---------- Provided entries ----------
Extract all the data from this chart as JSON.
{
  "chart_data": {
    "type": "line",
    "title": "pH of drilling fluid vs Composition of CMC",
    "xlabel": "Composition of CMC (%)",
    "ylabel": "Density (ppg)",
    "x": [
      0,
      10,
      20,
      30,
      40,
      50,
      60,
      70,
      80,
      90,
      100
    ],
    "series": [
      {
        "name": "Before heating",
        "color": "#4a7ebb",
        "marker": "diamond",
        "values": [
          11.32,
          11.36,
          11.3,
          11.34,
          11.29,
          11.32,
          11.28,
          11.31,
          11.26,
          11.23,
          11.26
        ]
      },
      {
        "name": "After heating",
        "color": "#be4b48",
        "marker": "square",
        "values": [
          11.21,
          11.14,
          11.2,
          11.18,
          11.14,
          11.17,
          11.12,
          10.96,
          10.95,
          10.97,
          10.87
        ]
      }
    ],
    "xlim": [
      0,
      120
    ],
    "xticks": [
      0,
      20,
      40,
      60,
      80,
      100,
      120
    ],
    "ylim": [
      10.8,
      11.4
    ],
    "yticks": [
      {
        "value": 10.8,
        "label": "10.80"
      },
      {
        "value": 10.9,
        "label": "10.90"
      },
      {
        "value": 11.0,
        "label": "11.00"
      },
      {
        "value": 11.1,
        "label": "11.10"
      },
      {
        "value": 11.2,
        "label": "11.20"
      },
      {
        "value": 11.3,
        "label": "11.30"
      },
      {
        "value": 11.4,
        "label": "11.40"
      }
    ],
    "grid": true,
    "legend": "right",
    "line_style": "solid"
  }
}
----------
- **Short exercise**
Copy the material above, line for line.

- **Response to this exercise**
Extract all the data from this chart as JSON.
{
  "chart_data": {
    "type": "line",
    "title": "pH of drilling fluid vs Composition of CMC",
    "xlabel": "Composition of CMC (%)",
    "ylabel": "Density (ppg)",
    "x": [
      0,
      10,
      20,
      30,
      40,
      50,
      60,
      70,
      80,
      90,
      100
    ],
    "series": [
      {
        "name": "Before heating",
        "color": "#4a7ebb",
        "marker": "diamond",
        "values": [
          11.32,
          11.36,
          11.3,
          11.34,
          11.29,
          11.32,
          11.28,
          11.31,
          11.26,
          11.23,
          11.26
        ]
      },
      {
        "name": "After heating",
        "color": "#be4b48",
        "marker": "square",
        "values": [
          11.21,
          11.14,
          11.2,
          11.18,
          11.14,
          11.17,
          11.12,
          10.96,
          10.95,
          10.97,
          10.87
        ]
      }
    ],
    "xlim": [
      0,
      120
    ],
    "xticks": [
      0,
      20,
      40,
      60,
      80,
      100,
      120
    ],
    "ylim": [
      10.8,
      11.4
    ],
    "yticks": [
      {
        "value": 10.8,
        "label": "10.80"
      },
      {
        "value": 10.9,
        "label": "10.90"
      },
      {
        "value": 11.0,
        "label": "11.00"
      },
      {
        "value": 11.1,
        "label": "11.10"
      },
      {
        "value": 11.2,
        "label": "11.20"
      },
      {
        "value": 11.3,
        "label": "11.30"
      },
      {
        "value": 11.4,
        "label": "11.40"
      }
    ],
    "grid": true,
    "legend": "right",
    "line_style": "solid"
  }
}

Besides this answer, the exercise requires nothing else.